Objective ▸ Gather all lines in the records below that include the word "Meeden".
━━━ Materials provided
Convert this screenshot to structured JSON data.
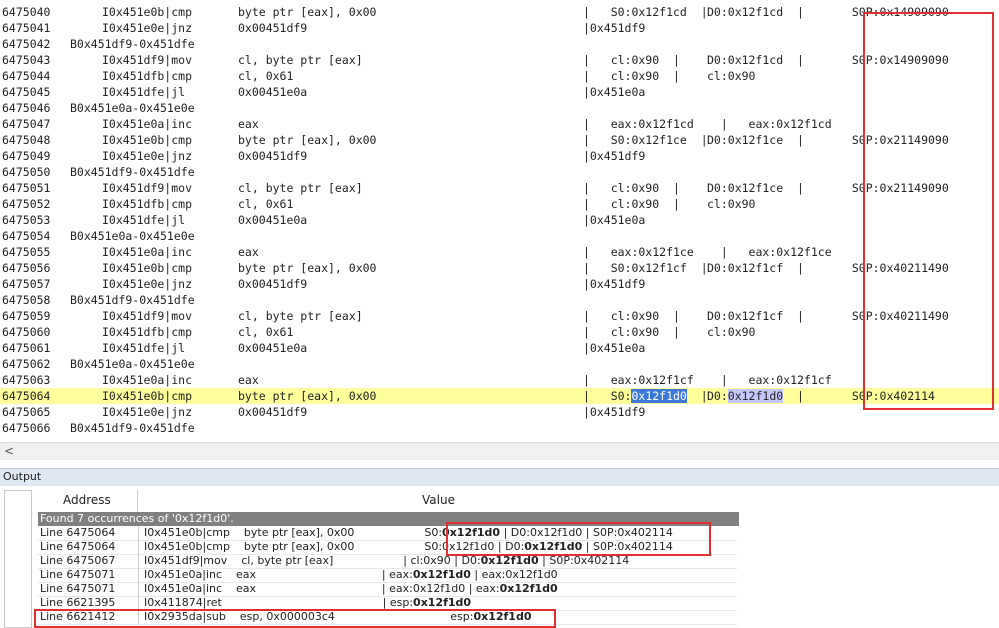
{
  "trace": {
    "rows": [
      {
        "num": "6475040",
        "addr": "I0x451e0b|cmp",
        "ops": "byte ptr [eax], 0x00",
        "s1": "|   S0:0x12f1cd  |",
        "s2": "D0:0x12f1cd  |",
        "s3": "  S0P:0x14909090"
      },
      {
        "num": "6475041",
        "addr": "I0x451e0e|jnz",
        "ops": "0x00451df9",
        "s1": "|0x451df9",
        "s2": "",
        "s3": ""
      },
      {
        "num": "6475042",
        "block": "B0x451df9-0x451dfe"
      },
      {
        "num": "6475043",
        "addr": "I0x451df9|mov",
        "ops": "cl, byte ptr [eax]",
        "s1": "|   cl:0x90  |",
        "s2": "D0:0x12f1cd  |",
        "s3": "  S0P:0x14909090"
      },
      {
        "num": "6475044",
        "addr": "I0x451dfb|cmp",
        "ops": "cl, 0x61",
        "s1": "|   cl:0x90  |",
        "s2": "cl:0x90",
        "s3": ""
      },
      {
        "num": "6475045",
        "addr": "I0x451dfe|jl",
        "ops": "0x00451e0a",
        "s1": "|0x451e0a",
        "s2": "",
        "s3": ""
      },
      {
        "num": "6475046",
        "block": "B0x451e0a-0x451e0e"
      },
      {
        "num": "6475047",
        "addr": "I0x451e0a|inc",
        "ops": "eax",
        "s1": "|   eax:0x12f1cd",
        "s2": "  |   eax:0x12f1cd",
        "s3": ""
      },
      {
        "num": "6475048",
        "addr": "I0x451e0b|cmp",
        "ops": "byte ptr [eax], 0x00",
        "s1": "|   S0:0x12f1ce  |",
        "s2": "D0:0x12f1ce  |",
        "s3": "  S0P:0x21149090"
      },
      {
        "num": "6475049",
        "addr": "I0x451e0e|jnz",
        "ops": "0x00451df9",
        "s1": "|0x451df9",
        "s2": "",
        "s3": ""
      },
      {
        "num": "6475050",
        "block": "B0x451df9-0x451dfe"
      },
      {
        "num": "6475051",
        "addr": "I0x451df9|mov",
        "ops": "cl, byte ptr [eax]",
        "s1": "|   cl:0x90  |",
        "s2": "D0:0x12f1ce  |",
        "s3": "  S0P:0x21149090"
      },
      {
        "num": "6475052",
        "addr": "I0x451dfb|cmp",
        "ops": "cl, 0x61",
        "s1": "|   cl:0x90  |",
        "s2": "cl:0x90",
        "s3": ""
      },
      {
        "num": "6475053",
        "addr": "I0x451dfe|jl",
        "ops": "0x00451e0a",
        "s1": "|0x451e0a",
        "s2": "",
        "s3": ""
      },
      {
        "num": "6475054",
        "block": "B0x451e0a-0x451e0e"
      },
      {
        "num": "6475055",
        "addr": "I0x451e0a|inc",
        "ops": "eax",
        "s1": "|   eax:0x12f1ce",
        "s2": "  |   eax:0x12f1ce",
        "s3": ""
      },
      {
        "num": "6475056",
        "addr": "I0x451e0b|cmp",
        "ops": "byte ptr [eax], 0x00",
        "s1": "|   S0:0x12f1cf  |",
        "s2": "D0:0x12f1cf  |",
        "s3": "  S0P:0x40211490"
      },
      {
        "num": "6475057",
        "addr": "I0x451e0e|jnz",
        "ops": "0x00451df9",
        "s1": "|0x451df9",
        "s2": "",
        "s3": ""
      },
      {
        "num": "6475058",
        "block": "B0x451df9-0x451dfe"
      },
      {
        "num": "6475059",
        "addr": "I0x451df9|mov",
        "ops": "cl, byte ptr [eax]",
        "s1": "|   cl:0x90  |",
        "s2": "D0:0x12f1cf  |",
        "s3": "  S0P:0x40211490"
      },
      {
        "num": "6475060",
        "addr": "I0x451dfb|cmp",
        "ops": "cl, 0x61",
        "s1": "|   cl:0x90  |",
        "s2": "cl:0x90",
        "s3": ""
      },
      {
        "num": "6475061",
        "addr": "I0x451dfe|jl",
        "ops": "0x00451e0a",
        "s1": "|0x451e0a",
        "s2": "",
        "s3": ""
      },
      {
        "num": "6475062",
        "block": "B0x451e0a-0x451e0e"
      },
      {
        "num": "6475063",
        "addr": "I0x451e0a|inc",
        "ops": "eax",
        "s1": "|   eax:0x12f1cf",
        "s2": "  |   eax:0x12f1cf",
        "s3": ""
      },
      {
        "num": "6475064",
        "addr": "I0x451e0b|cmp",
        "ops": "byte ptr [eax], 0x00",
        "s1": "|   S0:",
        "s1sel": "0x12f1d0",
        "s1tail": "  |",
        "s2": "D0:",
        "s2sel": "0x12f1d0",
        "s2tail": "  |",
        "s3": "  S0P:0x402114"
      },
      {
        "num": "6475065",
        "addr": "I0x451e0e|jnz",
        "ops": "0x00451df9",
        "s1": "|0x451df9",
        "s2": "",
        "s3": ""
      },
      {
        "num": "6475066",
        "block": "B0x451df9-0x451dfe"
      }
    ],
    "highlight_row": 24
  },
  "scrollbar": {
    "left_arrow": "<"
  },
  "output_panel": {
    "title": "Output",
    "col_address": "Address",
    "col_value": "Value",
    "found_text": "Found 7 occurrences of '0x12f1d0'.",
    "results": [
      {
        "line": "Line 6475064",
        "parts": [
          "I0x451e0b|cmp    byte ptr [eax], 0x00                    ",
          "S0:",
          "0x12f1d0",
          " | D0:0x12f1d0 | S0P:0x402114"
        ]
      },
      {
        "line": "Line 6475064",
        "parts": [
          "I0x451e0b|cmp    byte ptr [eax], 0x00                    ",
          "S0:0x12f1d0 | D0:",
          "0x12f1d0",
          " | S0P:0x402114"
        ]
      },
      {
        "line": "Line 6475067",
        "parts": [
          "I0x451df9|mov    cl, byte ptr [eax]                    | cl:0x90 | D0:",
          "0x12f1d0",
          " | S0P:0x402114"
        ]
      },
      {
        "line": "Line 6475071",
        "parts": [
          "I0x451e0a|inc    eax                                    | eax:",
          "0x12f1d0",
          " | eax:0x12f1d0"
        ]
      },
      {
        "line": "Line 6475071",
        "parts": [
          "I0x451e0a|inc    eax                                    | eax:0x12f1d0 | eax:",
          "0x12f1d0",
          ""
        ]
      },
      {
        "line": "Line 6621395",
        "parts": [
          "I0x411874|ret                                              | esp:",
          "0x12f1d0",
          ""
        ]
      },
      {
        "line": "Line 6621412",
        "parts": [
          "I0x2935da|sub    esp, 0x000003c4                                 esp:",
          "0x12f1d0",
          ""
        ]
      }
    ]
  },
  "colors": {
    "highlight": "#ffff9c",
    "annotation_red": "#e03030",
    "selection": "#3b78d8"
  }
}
━━━━━━
━━━ Materials provided
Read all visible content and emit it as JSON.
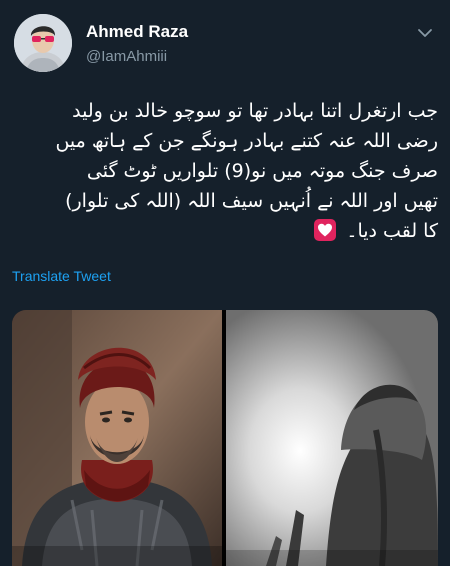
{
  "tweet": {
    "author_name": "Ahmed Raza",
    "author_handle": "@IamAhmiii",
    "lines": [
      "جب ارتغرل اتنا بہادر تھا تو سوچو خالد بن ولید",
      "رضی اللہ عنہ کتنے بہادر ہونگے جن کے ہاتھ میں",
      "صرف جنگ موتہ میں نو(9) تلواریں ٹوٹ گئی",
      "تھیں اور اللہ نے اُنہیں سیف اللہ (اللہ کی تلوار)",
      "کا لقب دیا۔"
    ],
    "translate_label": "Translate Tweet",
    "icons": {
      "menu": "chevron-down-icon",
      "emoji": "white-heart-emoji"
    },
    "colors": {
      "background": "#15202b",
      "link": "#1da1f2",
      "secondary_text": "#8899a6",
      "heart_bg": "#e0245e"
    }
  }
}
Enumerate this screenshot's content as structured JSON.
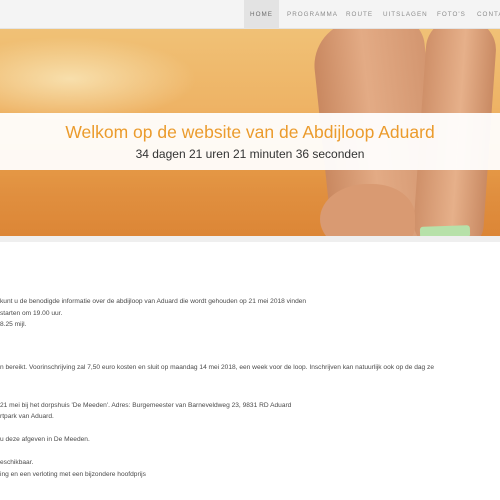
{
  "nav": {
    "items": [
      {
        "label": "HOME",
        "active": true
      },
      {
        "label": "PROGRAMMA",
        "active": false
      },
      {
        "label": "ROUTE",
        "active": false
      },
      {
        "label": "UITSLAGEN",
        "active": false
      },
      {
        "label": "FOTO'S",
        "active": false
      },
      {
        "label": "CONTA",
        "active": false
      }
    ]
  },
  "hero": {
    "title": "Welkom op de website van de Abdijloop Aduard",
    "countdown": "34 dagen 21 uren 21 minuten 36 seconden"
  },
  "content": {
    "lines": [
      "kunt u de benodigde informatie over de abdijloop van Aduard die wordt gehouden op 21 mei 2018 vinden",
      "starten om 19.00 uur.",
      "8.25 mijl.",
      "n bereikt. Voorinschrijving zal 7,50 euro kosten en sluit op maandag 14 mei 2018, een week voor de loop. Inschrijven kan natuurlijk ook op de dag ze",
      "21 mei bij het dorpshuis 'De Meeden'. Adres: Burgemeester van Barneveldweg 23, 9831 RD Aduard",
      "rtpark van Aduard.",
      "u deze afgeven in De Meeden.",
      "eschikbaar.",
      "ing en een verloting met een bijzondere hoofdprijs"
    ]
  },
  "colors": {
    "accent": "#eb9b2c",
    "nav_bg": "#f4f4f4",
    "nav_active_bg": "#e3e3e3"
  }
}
━━━━━━
Result for this task ▸
      "21 mei bij het dorpshuis 'De Meeden'. Adres: Burgemeester van Barneveldweg 23, 9831 RD Aduard",
      "u deze afgeven in De Meeden.",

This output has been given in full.